WHAT YOU ARE ASKED TO DO » Print the full listing exactly.

[DATA RECORDS start]

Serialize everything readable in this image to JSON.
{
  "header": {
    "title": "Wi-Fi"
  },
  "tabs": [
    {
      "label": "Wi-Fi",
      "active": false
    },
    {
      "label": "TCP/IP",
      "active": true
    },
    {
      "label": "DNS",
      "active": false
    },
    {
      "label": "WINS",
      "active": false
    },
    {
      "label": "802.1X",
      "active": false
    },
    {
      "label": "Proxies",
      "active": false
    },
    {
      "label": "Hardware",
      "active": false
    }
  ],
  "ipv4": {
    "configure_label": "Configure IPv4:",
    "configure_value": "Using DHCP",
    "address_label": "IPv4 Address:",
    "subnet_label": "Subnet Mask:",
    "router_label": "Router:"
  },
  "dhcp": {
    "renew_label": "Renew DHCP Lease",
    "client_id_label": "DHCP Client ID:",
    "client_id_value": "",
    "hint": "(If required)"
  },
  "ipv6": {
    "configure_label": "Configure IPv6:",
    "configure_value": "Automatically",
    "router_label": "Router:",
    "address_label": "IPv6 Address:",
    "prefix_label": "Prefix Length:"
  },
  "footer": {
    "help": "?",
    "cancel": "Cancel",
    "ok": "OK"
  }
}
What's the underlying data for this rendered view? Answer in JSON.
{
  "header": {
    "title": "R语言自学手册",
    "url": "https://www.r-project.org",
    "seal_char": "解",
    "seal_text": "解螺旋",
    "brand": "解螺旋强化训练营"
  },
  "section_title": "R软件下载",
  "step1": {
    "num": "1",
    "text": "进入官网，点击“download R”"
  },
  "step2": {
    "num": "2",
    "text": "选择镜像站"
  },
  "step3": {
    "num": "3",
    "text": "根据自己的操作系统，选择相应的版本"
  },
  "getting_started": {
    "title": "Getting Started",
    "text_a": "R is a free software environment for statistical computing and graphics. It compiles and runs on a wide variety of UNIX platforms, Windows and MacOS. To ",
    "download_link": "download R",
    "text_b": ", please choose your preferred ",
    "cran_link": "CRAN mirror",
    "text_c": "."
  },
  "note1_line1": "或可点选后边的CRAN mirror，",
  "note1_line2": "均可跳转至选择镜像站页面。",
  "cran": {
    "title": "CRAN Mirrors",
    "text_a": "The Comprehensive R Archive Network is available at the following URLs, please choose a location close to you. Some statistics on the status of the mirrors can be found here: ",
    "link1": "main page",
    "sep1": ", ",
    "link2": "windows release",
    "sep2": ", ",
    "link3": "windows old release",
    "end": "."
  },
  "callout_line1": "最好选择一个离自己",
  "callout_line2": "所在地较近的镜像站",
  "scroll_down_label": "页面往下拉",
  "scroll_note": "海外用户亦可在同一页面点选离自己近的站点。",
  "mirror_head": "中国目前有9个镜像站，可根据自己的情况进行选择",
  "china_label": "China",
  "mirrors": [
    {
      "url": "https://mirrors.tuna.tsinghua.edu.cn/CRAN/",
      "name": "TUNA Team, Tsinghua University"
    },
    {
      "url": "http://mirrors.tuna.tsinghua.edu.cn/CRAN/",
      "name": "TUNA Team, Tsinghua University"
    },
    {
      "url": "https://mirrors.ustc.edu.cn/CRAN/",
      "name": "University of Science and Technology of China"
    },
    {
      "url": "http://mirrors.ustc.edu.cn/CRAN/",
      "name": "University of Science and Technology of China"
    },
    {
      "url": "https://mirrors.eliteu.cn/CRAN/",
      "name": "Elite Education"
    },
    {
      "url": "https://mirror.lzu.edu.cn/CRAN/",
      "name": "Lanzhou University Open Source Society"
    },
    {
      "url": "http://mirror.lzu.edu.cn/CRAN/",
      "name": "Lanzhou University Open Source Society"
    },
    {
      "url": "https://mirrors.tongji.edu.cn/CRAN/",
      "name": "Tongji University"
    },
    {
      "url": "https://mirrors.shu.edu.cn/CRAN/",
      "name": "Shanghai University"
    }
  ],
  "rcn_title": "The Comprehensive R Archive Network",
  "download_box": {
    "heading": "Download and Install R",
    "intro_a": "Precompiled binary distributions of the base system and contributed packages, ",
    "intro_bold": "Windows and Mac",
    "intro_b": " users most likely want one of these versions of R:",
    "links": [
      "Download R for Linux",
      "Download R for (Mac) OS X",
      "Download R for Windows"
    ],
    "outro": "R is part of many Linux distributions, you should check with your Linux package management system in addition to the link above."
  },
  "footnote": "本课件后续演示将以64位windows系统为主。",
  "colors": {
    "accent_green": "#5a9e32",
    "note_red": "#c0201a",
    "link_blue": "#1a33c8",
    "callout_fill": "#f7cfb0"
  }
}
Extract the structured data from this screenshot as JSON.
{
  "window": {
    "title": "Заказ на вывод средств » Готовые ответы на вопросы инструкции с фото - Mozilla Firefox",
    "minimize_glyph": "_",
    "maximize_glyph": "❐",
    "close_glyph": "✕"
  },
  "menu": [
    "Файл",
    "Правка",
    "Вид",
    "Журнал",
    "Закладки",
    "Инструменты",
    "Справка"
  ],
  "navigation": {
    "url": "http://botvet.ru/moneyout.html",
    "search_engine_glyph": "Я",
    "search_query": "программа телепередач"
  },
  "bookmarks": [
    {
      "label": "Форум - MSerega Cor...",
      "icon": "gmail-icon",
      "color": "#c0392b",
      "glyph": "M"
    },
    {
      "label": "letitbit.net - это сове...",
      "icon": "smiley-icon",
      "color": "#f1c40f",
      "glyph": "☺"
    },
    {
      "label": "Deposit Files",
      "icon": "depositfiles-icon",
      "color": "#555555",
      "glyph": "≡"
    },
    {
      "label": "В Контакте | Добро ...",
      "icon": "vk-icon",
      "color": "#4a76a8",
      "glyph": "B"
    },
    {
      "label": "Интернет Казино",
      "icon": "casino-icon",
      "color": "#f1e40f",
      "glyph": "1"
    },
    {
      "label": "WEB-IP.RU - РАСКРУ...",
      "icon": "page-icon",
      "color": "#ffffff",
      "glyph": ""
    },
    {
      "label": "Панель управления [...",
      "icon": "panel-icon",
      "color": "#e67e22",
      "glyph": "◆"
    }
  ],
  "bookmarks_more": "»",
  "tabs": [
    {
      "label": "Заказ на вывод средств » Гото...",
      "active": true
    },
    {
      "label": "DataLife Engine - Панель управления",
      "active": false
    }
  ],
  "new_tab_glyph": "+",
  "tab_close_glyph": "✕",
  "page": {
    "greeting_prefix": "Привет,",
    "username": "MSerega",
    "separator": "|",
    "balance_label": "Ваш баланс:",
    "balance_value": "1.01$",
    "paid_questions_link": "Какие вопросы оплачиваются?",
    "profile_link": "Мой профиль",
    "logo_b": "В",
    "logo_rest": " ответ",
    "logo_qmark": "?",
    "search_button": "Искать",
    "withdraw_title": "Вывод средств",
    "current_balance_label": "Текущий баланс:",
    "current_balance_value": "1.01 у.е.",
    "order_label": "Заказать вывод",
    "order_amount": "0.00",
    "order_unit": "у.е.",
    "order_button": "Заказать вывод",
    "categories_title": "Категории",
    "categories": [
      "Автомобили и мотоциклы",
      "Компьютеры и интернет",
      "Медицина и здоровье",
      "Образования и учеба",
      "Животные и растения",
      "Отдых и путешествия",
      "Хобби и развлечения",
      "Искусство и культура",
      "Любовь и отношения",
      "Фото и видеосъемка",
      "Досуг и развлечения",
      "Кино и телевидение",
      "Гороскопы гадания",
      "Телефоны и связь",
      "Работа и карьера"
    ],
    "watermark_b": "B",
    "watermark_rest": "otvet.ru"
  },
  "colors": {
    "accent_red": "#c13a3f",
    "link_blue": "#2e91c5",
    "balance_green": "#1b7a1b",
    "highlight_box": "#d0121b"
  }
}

[DATA RECORDS end]

WRITTEN ANSWER »
Serialize everything readable in this image to JSON.
{
  "header": {
    "title": "Wi-Fi"
  },
  "tabs": [
    {
      "label": "Wi-Fi",
      "active": false
    },
    {
      "label": "TCP/IP",
      "active": true
    },
    {
      "label": "DNS",
      "active": false
    },
    {
      "label": "WINS",
      "active": false
    },
    {
      "label": "802.1X",
      "active": false
    },
    {
      "label": "Proxies",
      "active": false
    },
    {
      "label": "Hardware",
      "active": false
    }
  ],
  "ipv4": {
    "configure_label": "Configure IPv4:",
    "configure_value": "Using DHCP",
    "address_label": "IPv4 Address:",
    "subnet_label": "Subnet Mask:",
    "router_label": "Router:"
  },
  "dhcp": {
    "renew_label": "Renew DHCP Lease",
    "client_id_label": "DHCP Client ID:",
    "client_id_value": "",
    "hint": "(If required)"
  },
  "ipv6": {
    "configure_label": "Configure IPv6:",
    "configure_value": "Automatically",
    "router_label": "Router:",
    "address_label": "IPv6 Address:",
    "prefix_label": "Prefix Length:"
  },
  "footer": {
    "help": "?",
    "cancel": "Cancel",
    "ok": "OK"
  }
}
What's the underlying data for this rendered view? Answer in JSON.
{
  "header": {
    "title": "R语言自学手册",
    "url": "https://www.r-project.org",
    "seal_char": "解",
    "seal_text": "解螺旋",
    "brand": "解螺旋强化训练营"
  },
  "section_title": "R软件下载",
  "step1": {
    "num": "1",
    "text": "进入官网，点击“download R”"
  },
  "step2": {
    "num": "2",
    "text": "选择镜像站"
  },
  "step3": {
    "num": "3",
    "text": "根据自己的操作系统，选择相应的版本"
  },
  "getting_started": {
    "title": "Getting Started",
    "text_a": "R is a free software environment for statistical computing and graphics. It compiles and runs on a wide variety of UNIX platforms, Windows and MacOS. To ",
    "download_link": "download R",
    "text_b": ", please choose your preferred ",
    "cran_link": "CRAN mirror",
    "text_c": "."
  },
  "note1_line1": "或可点选后边的CRAN mirror，",
  "note1_line2": "均可跳转至选择镜像站页面。",
  "cran": {
    "title": "CRAN Mirrors",
    "text_a": "The Comprehensive R Archive Network is available at the following URLs, please choose a location close to you. Some statistics on the status of the mirrors can be found here: ",
    "link1": "main page",
    "sep1": ", ",
    "link2": "windows release",
    "sep2": ", ",
    "link3": "windows old release",
    "end": "."
  },
  "callout_line1": "最好选择一个离自己",
  "callout_line2": "所在地较近的镜像站",
  "scroll_down_label": "页面往下拉",
  "scroll_note": "海外用户亦可在同一页面点选离自己近的站点。",
  "mirror_head": "中国目前有9个镜像站，可根据自己的情况进行选择",
  "china_label": "China",
  "mirrors": [
    {
      "url": "https://mirrors.tuna.tsinghua.edu.cn/CRAN/",
      "name": "TUNA Team, Tsinghua University"
    },
    {
      "url": "http://mirrors.tuna.tsinghua.edu.cn/CRAN/",
      "name": "TUNA Team, Tsinghua University"
    },
    {
      "url": "https://mirrors.ustc.edu.cn/CRAN/",
      "name": "University of Science and Technology of China"
    },
    {
      "url": "http://mirrors.ustc.edu.cn/CRAN/",
      "name": "University of Science and Technology of China"
    },
    {
      "url": "https://mirrors.eliteu.cn/CRAN/",
      "name": "Elite Education"
    },
    {
      "url": "https://mirror.lzu.edu.cn/CRAN/",
      "name": "Lanzhou University Open Source Society"
    },
    {
      "url": "http://mirror.lzu.edu.cn/CRAN/",
      "name": "Lanzhou University Open Source Society"
    },
    {
      "url": "https://mirrors.tongji.edu.cn/CRAN/",
      "name": "Tongji University"
    },
    {
      "url": "https://mirrors.shu.edu.cn/CRAN/",
      "name": "Shanghai University"
    }
  ],
  "rcn_title": "The Comprehensive R Archive Network",
  "download_box": {
    "heading": "Download and Install R",
    "intro_a": "Precompiled binary distributions of the base system and contributed packages, ",
    "intro_bold": "Windows and Mac",
    "intro_b": " users most likely want one of these versions of R:",
    "links": [
      "Download R for Linux",
      "Download R for (Mac) OS X",
      "Download R for Windows"
    ],
    "outro": "R is part of many Linux distributions, you should check with your Linux package management system in addition to the link above."
  },
  "footnote": "本课件后续演示将以64位windows系统为主。",
  "colors": {
    "accent_green": "#5a9e32",
    "note_red": "#c0201a",
    "link_blue": "#1a33c8",
    "callout_fill": "#f7cfb0"
  }
}
Extract the structured data from this screenshot as JSON.
{
  "window": {
    "title": "Заказ на вывод средств » Готовые ответы на вопросы инструкции с фото - Mozilla Firefox",
    "minimize_glyph": "_",
    "maximize_glyph": "❐",
    "close_glyph": "✕"
  },
  "menu": [
    "Файл",
    "Правка",
    "Вид",
    "Журнал",
    "Закладки",
    "Инструменты",
    "Справка"
  ],
  "navigation": {
    "url": "http://botvet.ru/moneyout.html",
    "search_engine_glyph": "Я",
    "search_query": "программа телепередач"
  },
  "bookmarks": [
    {
      "label": "Форум - MSerega Cor...",
      "icon": "gmail-icon",
      "color": "#c0392b",
      "glyph": "M"
    },
    {
      "label": "letitbit.net - это сове...",
      "icon": "smiley-icon",
      "color": "#f1c40f",
      "glyph": "☺"
    },
    {
      "label": "Deposit Files",
      "icon": "depositfiles-icon",
      "color": "#555555",
      "glyph": "≡"
    },
    {
      "label": "В Контакте | Добро ...",
      "icon": "vk-icon",
      "color": "#4a76a8",
      "glyph": "B"
    },
    {
      "label": "Интернет Казино",
      "icon": "casino-icon",
      "color": "#f1e40f",
      "glyph": "1"
    },
    {
      "label": "WEB-IP.RU - РАСКРУ...",
      "icon": "page-icon",
      "color": "#ffffff",
      "glyph": ""
    },
    {
      "label": "Панель управления [...",
      "icon": "panel-icon",
      "color": "#e67e22",
      "glyph": "◆"
    }
  ],
  "bookmarks_more": "»",
  "tabs": [
    {
      "label": "Заказ на вывод средств » Гото...",
      "active": true
    },
    {
      "label": "DataLife Engine - Панель управления",
      "active": false
    }
  ],
  "new_tab_glyph": "+",
  "tab_close_glyph": "✕",
  "page": {
    "greeting_prefix": "Привет,",
    "username": "MSerega",
    "separator": "|",
    "balance_label": "Ваш баланс:",
    "balance_value": "1.01$",
    "paid_questions_link": "Какие вопросы оплачиваются?",
    "profile_link": "Мой профиль",
    "logo_b": "В",
    "logo_rest": " ответ",
    "logo_qmark": "?",
    "search_button": "Искать",
    "withdraw_title": "Вывод средств",
    "current_balance_label": "Текущий баланс:",
    "current_balance_value": "1.01 у.е.",
    "order_label": "Заказать вывод",
    "order_amount": "0.00",
    "order_unit": "у.е.",
    "order_button": "Заказать вывод",
    "categories_title": "Категории",
    "categories": [
      "Автомобили и мотоциклы",
      "Компьютеры и интернет",
      "Медицина и здоровье",
      "Образования и учеба",
      "Животные и растения",
      "Отдых и путешествия",
      "Хобби и развлечения",
      "Искусство и культура",
      "Любовь и отношения",
      "Фото и видеосъемка",
      "Досуг и развлечения",
      "Кино и телевидение",
      "Гороскопы гадания",
      "Телефоны и связь",
      "Работа и карьера"
    ],
    "watermark_b": "B",
    "watermark_rest": "otvet.ru"
  },
  "colors": {
    "accent_red": "#c13a3f",
    "link_blue": "#2e91c5",
    "balance_green": "#1b7a1b",
    "highlight_box": "#d0121b"
  }
}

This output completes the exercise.